Dataset listings of figures:
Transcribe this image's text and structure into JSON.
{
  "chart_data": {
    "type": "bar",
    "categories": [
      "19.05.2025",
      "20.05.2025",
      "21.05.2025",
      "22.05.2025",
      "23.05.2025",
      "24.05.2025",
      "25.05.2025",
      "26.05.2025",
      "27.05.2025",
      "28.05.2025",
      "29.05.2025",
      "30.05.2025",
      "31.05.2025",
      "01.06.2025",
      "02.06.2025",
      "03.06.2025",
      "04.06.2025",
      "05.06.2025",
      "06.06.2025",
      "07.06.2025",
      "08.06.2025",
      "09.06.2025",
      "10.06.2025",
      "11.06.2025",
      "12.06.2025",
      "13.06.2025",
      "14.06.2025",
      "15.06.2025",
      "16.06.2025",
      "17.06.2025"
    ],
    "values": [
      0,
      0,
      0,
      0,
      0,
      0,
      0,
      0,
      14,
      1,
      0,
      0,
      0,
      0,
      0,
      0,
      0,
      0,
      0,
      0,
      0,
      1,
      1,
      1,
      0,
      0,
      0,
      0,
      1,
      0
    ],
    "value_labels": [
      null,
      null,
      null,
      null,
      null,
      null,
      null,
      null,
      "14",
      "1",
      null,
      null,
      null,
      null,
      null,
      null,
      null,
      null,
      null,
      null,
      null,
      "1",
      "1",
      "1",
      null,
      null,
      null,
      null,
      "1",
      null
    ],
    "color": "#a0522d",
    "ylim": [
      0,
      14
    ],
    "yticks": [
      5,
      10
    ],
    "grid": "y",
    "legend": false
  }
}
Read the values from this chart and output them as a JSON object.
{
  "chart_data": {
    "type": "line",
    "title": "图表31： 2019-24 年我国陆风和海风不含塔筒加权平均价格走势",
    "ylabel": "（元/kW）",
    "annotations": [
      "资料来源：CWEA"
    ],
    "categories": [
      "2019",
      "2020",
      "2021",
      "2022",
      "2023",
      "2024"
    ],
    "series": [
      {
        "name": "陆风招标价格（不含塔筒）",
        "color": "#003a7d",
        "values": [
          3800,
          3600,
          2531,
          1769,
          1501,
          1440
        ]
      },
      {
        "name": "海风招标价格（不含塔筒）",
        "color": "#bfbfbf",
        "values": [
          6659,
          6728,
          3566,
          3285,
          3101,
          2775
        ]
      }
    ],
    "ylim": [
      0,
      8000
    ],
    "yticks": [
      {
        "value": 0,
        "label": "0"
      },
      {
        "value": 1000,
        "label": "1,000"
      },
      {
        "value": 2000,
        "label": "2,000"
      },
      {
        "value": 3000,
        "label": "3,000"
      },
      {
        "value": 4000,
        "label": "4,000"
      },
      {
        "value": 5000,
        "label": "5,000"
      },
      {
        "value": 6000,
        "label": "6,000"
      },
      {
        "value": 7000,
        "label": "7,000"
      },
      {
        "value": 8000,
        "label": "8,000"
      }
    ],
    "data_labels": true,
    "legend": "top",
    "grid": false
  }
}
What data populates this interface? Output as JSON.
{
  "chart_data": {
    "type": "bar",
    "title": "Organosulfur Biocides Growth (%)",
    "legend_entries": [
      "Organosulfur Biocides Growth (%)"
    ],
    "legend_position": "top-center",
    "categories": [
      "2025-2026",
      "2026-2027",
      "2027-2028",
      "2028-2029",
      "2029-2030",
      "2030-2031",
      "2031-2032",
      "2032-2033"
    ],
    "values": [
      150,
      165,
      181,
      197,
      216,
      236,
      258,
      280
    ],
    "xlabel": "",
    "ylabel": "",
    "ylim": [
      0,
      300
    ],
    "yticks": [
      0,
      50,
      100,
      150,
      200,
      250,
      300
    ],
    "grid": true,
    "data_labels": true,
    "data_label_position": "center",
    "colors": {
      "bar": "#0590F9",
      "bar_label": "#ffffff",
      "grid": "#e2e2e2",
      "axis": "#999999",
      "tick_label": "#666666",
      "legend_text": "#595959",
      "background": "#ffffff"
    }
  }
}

● The exercise
Repeat the lines above exactly.

● Exercise output
Transcribe this image's text and structure into JSON.
{
  "chart_data": {
    "type": "bar",
    "categories": [
      "19.05.2025",
      "20.05.2025",
      "21.05.2025",
      "22.05.2025",
      "23.05.2025",
      "24.05.2025",
      "25.05.2025",
      "26.05.2025",
      "27.05.2025",
      "28.05.2025",
      "29.05.2025",
      "30.05.2025",
      "31.05.2025",
      "01.06.2025",
      "02.06.2025",
      "03.06.2025",
      "04.06.2025",
      "05.06.2025",
      "06.06.2025",
      "07.06.2025",
      "08.06.2025",
      "09.06.2025",
      "10.06.2025",
      "11.06.2025",
      "12.06.2025",
      "13.06.2025",
      "14.06.2025",
      "15.06.2025",
      "16.06.2025",
      "17.06.2025"
    ],
    "values": [
      0,
      0,
      0,
      0,
      0,
      0,
      0,
      0,
      14,
      1,
      0,
      0,
      0,
      0,
      0,
      0,
      0,
      0,
      0,
      0,
      0,
      1,
      1,
      1,
      0,
      0,
      0,
      0,
      1,
      0
    ],
    "value_labels": [
      null,
      null,
      null,
      null,
      null,
      null,
      null,
      null,
      "14",
      "1",
      null,
      null,
      null,
      null,
      null,
      null,
      null,
      null,
      null,
      null,
      null,
      "1",
      "1",
      "1",
      null,
      null,
      null,
      null,
      "1",
      null
    ],
    "color": "#a0522d",
    "ylim": [
      0,
      14
    ],
    "yticks": [
      5,
      10
    ],
    "grid": "y",
    "legend": false
  }
}
Read the values from this chart and output them as a JSON object.
{
  "chart_data": {
    "type": "line",
    "title": "图表31： 2019-24 年我国陆风和海风不含塔筒加权平均价格走势",
    "ylabel": "（元/kW）",
    "annotations": [
      "资料来源：CWEA"
    ],
    "categories": [
      "2019",
      "2020",
      "2021",
      "2022",
      "2023",
      "2024"
    ],
    "series": [
      {
        "name": "陆风招标价格（不含塔筒）",
        "color": "#003a7d",
        "values": [
          3800,
          3600,
          2531,
          1769,
          1501,
          1440
        ]
      },
      {
        "name": "海风招标价格（不含塔筒）",
        "color": "#bfbfbf",
        "values": [
          6659,
          6728,
          3566,
          3285,
          3101,
          2775
        ]
      }
    ],
    "ylim": [
      0,
      8000
    ],
    "yticks": [
      {
        "value": 0,
        "label": "0"
      },
      {
        "value": 1000,
        "label": "1,000"
      },
      {
        "value": 2000,
        "label": "2,000"
      },
      {
        "value": 3000,
        "label": "3,000"
      },
      {
        "value": 4000,
        "label": "4,000"
      },
      {
        "value": 5000,
        "label": "5,000"
      },
      {
        "value": 6000,
        "label": "6,000"
      },
      {
        "value": 7000,
        "label": "7,000"
      },
      {
        "value": 8000,
        "label": "8,000"
      }
    ],
    "data_labels": true,
    "legend": "top",
    "grid": false
  }
}
What data populates this interface? Output as JSON.
{
  "chart_data": {
    "type": "bar",
    "title": "Organosulfur Biocides Growth (%)",
    "legend_entries": [
      "Organosulfur Biocides Growth (%)"
    ],
    "legend_position": "top-center",
    "categories": [
      "2025-2026",
      "2026-2027",
      "2027-2028",
      "2028-2029",
      "2029-2030",
      "2030-2031",
      "2031-2032",
      "2032-2033"
    ],
    "values": [
      150,
      165,
      181,
      197,
      216,
      236,
      258,
      280
    ],
    "xlabel": "",
    "ylabel": "",
    "ylim": [
      0,
      300
    ],
    "yticks": [
      0,
      50,
      100,
      150,
      200,
      250,
      300
    ],
    "grid": true,
    "data_labels": true,
    "data_label_position": "center",
    "colors": {
      "bar": "#0590F9",
      "bar_label": "#ffffff",
      "grid": "#e2e2e2",
      "axis": "#999999",
      "tick_label": "#666666",
      "legend_text": "#595959",
      "background": "#ffffff"
    }
  }
}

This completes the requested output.